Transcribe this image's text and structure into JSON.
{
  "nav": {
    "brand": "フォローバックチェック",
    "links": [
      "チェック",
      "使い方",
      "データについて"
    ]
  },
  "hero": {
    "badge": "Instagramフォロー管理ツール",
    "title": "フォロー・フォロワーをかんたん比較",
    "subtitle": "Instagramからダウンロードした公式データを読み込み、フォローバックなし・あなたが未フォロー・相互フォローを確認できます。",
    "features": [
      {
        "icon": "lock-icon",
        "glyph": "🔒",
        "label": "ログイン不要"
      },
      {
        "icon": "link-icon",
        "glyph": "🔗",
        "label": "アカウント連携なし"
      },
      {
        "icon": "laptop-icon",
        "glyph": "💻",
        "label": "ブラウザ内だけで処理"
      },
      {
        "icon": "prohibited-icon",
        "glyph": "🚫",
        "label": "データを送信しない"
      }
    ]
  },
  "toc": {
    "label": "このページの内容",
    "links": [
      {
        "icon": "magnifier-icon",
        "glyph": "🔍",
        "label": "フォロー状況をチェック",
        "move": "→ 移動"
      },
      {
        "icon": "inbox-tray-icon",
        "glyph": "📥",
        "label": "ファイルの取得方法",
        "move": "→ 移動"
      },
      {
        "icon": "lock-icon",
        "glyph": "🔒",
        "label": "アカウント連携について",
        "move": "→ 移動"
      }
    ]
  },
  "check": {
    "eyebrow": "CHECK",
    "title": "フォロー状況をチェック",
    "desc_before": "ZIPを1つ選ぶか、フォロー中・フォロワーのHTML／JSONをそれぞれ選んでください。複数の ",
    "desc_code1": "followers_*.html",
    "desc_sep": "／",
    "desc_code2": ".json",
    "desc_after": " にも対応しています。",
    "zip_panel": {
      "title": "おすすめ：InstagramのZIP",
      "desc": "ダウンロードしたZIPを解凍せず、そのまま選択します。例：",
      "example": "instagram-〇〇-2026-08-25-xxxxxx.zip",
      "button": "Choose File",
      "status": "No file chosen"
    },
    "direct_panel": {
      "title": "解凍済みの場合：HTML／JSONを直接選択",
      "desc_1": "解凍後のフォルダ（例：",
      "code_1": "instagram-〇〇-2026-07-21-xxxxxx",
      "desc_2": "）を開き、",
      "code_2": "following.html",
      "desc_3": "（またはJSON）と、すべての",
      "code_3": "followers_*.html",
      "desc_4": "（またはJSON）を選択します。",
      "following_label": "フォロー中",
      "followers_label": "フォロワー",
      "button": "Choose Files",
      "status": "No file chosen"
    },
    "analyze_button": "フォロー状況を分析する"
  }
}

+ + + + +

Write out the listing once more, matching it exactly.

* _Solution to the problem_:
Transcribe this image's text and structure into JSON.
{
  "nav": {
    "brand": "フォローバックチェック",
    "links": [
      "チェック",
      "使い方",
      "データについて"
    ]
  },
  "hero": {
    "badge": "Instagramフォロー管理ツール",
    "title": "フォロー・フォロワーをかんたん比較",
    "subtitle": "Instagramからダウンロードした公式データを読み込み、フォローバックなし・あなたが未フォロー・相互フォローを確認できます。",
    "features": [
      {
        "icon": "lock-icon",
        "glyph": "🔒",
        "label": "ログイン不要"
      },
      {
        "icon": "link-icon",
        "glyph": "🔗",
        "label": "アカウント連携なし"
      },
      {
        "icon": "laptop-icon",
        "glyph": "💻",
        "label": "ブラウザ内だけで処理"
      },
      {
        "icon": "prohibited-icon",
        "glyph": "🚫",
        "label": "データを送信しない"
      }
    ]
  },
  "toc": {
    "label": "このページの内容",
    "links": [
      {
        "icon": "magnifier-icon",
        "glyph": "🔍",
        "label": "フォロー状況をチェック",
        "move": "→ 移動"
      },
      {
        "icon": "inbox-tray-icon",
        "glyph": "📥",
        "label": "ファイルの取得方法",
        "move": "→ 移動"
      },
      {
        "icon": "lock-icon",
        "glyph": "🔒",
        "label": "アカウント連携について",
        "move": "→ 移動"
      }
    ]
  },
  "check": {
    "eyebrow": "CHECK",
    "title": "フォロー状況をチェック",
    "desc_before": "ZIPを1つ選ぶか、フォロー中・フォロワーのHTML／JSONをそれぞれ選んでください。複数の ",
    "desc_code1": "followers_*.html",
    "desc_sep": "／",
    "desc_code2": ".json",
    "desc_after": " にも対応しています。",
    "zip_panel": {
      "title": "おすすめ：InstagramのZIP",
      "desc": "ダウンロードしたZIPを解凍せず、そのまま選択します。例：",
      "example": "instagram-〇〇-2026-08-25-xxxxxx.zip",
      "button": "Choose File",
      "status": "No file chosen"
    },
    "direct_panel": {
      "title": "解凍済みの場合：HTML／JSONを直接選択",
      "desc_1": "解凍後のフォルダ（例：",
      "code_1": "instagram-〇〇-2026-07-21-xxxxxx",
      "desc_2": "）を開き、",
      "code_2": "following.html",
      "desc_3": "（またはJSON）と、すべての",
      "code_3": "followers_*.html",
      "desc_4": "（またはJSON）を選択します。",
      "following_label": "フォロー中",
      "followers_label": "フォロワー",
      "button": "Choose Files",
      "status": "No file chosen"
    },
    "analyze_button": "フォロー状況を分析する"
  }
}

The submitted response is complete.